Short problem:
Where a line holds the word "累计同比", copy that line.

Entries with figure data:

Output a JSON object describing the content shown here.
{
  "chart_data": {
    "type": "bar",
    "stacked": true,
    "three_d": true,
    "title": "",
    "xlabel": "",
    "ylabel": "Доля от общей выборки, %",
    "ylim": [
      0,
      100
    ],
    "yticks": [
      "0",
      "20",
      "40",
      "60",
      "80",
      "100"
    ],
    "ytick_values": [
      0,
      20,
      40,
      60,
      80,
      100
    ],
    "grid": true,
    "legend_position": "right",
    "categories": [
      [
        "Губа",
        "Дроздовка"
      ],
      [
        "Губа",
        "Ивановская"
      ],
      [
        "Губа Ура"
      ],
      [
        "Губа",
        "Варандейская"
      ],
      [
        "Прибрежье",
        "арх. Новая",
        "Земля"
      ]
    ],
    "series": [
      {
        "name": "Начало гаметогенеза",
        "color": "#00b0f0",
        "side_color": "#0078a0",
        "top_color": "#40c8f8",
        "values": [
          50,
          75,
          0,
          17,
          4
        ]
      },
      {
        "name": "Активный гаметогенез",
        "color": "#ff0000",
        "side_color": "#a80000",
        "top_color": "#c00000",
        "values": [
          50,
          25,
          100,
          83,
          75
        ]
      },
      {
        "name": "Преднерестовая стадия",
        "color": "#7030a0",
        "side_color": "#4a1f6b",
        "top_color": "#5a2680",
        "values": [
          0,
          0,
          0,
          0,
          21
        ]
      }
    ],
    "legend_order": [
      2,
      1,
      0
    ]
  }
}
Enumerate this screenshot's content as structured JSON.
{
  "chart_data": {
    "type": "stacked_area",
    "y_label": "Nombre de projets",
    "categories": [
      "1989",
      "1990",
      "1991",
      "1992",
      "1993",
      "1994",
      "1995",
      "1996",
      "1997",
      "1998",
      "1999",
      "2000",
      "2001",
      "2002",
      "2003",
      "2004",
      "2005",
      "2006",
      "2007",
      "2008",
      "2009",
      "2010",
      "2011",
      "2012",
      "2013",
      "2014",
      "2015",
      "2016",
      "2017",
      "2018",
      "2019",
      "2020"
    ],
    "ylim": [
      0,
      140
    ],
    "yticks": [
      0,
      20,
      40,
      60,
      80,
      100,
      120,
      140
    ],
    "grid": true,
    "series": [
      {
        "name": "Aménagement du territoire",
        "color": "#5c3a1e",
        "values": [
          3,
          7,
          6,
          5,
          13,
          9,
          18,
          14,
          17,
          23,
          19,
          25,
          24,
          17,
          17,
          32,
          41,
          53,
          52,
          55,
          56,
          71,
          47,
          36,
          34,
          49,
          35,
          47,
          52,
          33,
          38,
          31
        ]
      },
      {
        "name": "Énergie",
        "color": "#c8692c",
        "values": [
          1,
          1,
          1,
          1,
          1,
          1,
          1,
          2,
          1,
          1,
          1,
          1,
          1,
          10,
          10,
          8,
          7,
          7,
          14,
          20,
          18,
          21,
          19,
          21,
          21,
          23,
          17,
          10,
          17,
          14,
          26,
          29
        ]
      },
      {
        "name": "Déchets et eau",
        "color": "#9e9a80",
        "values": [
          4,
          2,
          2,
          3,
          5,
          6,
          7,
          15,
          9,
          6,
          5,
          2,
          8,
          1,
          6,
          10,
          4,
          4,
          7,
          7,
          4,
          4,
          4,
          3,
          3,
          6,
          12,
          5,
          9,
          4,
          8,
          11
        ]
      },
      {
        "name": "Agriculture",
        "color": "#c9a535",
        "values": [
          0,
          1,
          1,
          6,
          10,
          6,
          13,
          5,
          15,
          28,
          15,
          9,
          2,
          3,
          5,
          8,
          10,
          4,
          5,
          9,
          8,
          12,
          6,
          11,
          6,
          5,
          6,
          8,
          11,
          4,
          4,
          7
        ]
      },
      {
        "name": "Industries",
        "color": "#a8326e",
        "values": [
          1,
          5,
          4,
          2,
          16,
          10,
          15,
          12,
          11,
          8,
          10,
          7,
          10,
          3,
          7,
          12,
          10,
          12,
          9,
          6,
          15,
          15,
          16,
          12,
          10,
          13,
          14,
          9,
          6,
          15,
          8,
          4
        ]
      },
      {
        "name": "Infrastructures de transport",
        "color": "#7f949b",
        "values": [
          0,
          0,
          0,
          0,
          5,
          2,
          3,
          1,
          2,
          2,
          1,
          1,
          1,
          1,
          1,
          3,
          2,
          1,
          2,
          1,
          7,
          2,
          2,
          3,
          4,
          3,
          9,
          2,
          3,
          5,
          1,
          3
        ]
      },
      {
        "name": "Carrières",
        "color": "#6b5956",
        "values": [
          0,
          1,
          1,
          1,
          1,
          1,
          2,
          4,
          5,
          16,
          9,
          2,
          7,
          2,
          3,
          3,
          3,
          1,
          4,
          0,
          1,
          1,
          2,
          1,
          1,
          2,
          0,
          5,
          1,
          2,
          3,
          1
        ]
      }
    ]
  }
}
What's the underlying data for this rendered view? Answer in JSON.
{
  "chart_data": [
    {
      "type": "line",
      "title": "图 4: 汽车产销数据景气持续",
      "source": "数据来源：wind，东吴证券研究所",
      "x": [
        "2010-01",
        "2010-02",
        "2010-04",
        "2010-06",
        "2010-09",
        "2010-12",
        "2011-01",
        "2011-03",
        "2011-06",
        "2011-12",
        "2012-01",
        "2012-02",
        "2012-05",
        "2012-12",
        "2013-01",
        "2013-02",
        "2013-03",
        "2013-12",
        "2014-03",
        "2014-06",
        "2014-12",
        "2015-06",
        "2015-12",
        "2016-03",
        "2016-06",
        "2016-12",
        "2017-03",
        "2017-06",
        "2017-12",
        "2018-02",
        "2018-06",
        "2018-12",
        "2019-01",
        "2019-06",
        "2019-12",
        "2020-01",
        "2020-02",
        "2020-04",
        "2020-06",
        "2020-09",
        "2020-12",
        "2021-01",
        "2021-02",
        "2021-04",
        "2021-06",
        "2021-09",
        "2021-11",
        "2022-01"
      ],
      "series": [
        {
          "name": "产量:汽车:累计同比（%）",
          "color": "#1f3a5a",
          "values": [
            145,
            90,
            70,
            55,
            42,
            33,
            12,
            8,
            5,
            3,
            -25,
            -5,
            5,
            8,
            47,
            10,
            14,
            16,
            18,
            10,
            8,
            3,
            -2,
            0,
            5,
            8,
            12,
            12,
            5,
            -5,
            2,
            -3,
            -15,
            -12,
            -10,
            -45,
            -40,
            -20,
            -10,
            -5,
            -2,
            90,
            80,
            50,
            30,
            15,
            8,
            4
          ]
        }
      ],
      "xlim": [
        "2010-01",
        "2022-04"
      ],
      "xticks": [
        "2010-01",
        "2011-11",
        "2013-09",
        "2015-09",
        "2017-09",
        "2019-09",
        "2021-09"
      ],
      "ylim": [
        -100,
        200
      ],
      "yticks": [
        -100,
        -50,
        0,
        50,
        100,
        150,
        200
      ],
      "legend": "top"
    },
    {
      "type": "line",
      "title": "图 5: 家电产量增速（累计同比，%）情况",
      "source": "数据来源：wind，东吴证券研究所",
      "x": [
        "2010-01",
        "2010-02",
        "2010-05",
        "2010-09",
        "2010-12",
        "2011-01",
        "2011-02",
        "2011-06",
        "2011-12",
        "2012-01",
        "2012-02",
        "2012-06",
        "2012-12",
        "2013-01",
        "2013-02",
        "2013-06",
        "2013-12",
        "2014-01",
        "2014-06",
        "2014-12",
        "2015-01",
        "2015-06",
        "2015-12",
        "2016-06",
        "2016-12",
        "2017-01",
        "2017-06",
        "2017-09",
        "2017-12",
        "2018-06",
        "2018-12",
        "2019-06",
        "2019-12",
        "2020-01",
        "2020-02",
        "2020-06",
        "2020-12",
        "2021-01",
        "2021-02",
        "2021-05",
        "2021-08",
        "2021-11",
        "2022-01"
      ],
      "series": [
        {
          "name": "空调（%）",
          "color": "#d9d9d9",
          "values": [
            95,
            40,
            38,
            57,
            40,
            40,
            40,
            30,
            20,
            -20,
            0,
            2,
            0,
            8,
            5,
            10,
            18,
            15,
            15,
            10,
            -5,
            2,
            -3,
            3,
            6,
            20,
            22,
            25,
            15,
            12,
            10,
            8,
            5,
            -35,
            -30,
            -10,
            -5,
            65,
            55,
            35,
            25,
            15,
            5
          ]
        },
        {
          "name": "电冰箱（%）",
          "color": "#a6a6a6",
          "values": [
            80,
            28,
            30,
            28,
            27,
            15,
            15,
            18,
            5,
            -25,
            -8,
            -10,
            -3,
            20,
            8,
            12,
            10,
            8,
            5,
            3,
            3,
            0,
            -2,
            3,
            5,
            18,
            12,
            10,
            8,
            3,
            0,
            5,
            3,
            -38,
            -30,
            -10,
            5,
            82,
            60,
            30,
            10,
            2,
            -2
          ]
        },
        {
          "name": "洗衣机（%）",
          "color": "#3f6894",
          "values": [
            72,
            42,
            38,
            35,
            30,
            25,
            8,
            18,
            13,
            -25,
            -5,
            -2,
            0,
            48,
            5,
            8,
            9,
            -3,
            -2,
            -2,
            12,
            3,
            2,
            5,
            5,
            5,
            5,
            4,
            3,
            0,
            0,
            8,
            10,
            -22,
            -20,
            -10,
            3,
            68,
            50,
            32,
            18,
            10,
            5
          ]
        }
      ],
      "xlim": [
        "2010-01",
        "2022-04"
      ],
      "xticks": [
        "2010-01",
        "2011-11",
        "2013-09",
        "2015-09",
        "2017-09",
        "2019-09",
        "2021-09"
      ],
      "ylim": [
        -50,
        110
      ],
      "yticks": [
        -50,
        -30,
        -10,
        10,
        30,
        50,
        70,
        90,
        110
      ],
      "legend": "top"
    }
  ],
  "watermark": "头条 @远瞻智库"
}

Solution:
          "name": "产量:汽车:累计同比（%）",
      "title": "图 5: 家电产量增速（累计同比，%）情况",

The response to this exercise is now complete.